### What to produce
Reproduce the material in full, exactly as written.
** begin **
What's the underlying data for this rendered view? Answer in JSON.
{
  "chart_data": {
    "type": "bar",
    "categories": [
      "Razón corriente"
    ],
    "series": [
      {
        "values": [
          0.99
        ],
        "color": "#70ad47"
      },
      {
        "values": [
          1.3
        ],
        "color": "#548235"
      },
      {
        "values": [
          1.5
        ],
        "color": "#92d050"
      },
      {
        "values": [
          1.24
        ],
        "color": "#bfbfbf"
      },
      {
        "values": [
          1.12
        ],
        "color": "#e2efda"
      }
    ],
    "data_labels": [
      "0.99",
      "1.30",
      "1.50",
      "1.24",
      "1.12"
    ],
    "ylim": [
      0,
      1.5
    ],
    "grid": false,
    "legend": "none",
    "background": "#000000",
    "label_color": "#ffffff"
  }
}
** end **
### Solution for this task
What's the underlying data for this rendered view? Answer in JSON.
{
  "chart_data": {
    "type": "bar",
    "categories": [
      "Razón corriente"
    ],
    "series": [
      {
        "values": [
          0.99
        ],
        "color": "#70ad47"
      },
      {
        "values": [
          1.3
        ],
        "color": "#548235"
      },
      {
        "values": [
          1.5
        ],
        "color": "#92d050"
      },
      {
        "values": [
          1.24
        ],
        "color": "#bfbfbf"
      },
      {
        "values": [
          1.12
        ],
        "color": "#e2efda"
      }
    ],
    "data_labels": [
      "0.99",
      "1.30",
      "1.50",
      "1.24",
      "1.12"
    ],
    "ylim": [
      0,
      1.5
    ],
    "grid": false,
    "legend": "none",
    "background": "#000000",
    "label_color": "#ffffff"
  }
}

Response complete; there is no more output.